Dataset items:
━━━━

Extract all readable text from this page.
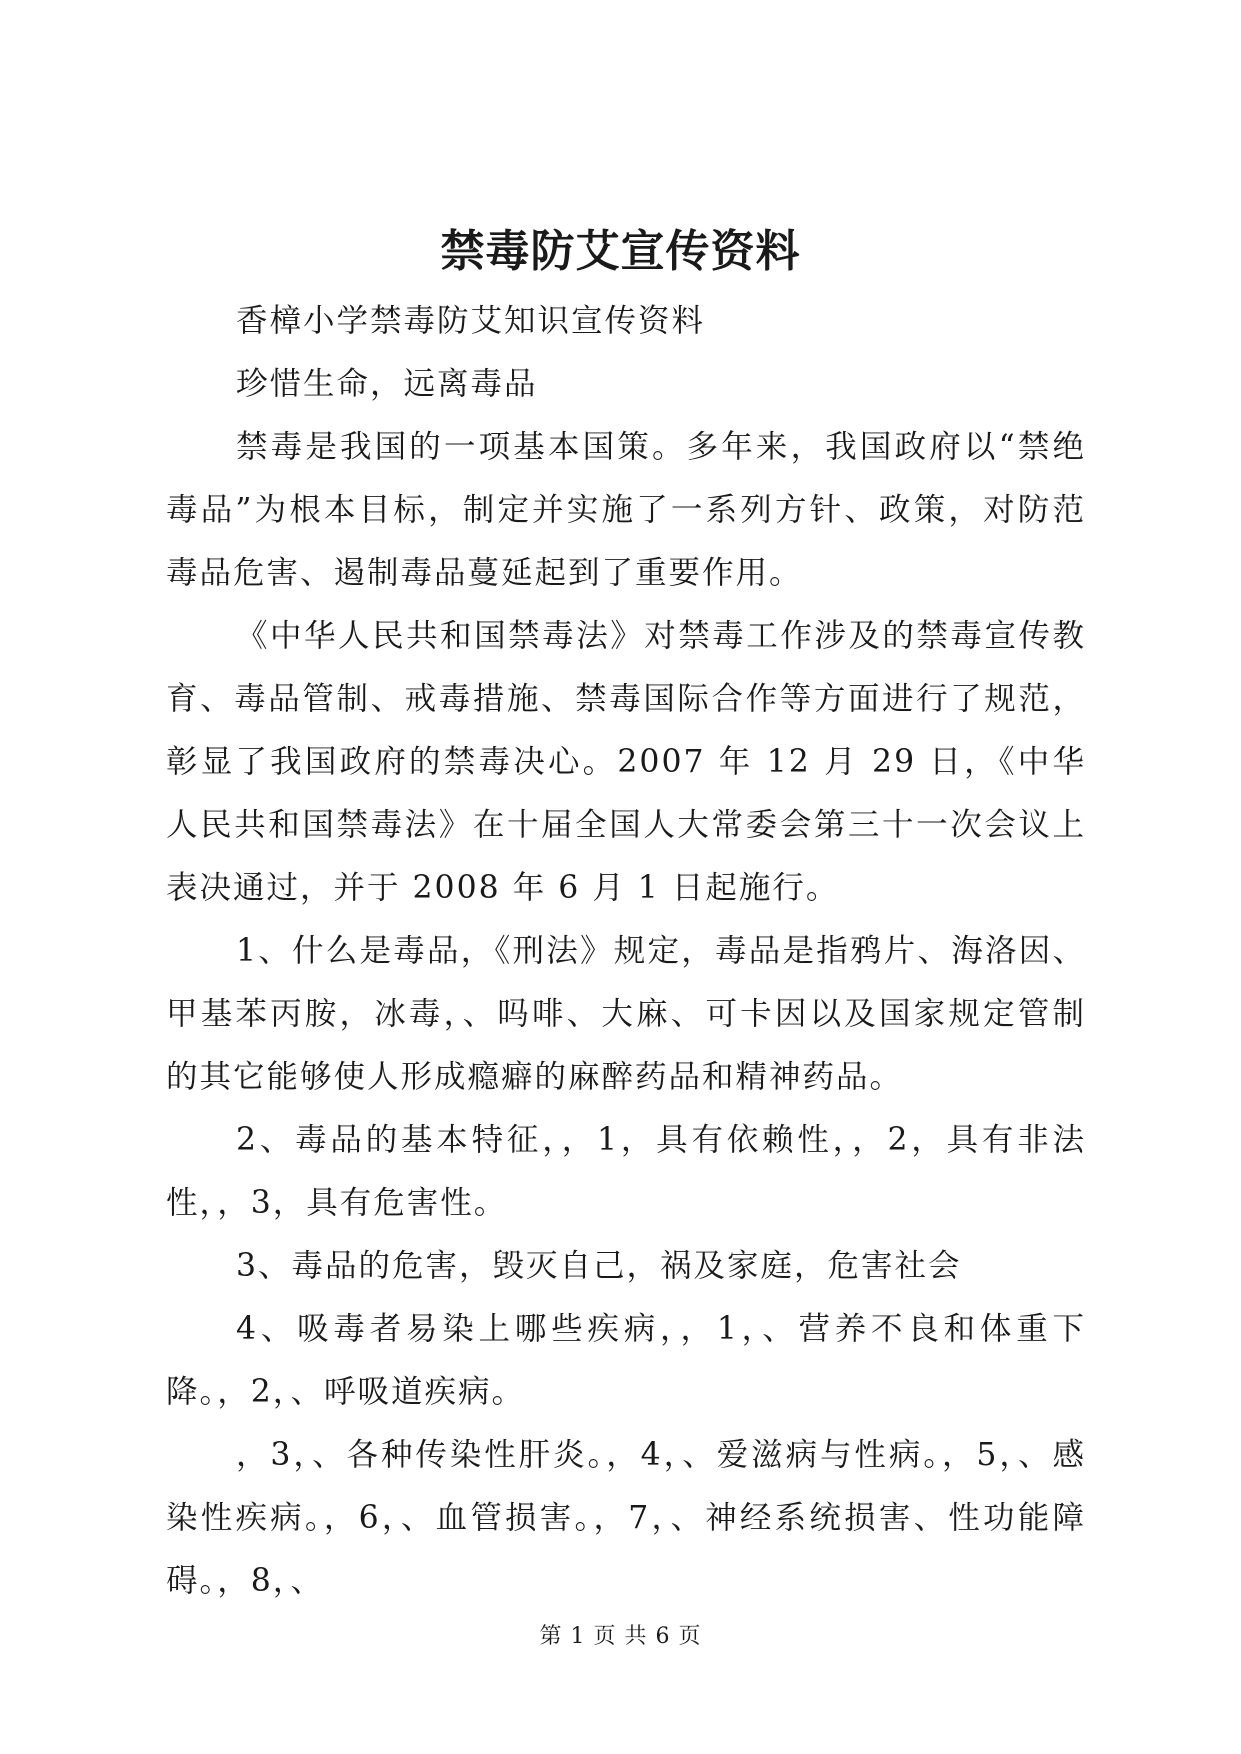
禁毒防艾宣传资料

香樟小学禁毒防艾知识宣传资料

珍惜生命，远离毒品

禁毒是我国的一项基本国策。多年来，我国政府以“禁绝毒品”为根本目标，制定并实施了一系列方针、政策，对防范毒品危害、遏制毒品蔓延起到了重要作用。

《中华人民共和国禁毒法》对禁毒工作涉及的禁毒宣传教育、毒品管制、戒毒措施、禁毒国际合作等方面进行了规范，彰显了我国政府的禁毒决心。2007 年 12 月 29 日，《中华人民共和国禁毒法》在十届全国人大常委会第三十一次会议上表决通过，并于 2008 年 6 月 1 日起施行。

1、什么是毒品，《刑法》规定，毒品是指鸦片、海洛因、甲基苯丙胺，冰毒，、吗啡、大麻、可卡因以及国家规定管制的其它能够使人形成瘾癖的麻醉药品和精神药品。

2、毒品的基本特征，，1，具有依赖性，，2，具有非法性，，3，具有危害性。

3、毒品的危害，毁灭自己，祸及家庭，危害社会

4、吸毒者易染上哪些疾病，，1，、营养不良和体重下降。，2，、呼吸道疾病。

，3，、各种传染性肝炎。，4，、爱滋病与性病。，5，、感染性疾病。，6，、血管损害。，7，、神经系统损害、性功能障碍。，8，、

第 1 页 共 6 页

━━━━

● **Given exercise**:
Copy the records above exactly, omitting every picture.

● **Complete answer**:
Extract all readable text from this page.
禁毒防艾宣传资料

香樟小学禁毒防艾知识宣传资料

珍惜生命，远离毒品

禁毒是我国的一项基本国策。多年来，我国政府以“禁绝毒品”为根本目标，制定并实施了一系列方针、政策，对防范毒品危害、遏制毒品蔓延起到了重要作用。

《中华人民共和国禁毒法》对禁毒工作涉及的禁毒宣传教育、毒品管制、戒毒措施、禁毒国际合作等方面进行了规范，彰显了我国政府的禁毒决心。2007 年 12 月 29 日，《中华人民共和国禁毒法》在十届全国人大常委会第三十一次会议上表决通过，并于 2008 年 6 月 1 日起施行。

1、什么是毒品，《刑法》规定，毒品是指鸦片、海洛因、甲基苯丙胺，冰毒，、吗啡、大麻、可卡因以及国家规定管制的其它能够使人形成瘾癖的麻醉药品和精神药品。

2、毒品的基本特征，，1，具有依赖性，，2，具有非法性，，3，具有危害性。

3、毒品的危害，毁灭自己，祸及家庭，危害社会

4、吸毒者易染上哪些疾病，，1，、营养不良和体重下降。，2，、呼吸道疾病。

，3，、各种传染性肝炎。，4，、爱滋病与性病。，5，、感染性疾病。，6，、血管损害。，7，、神经系统损害、性功能障碍。，8，、

第 1 页 共 6 页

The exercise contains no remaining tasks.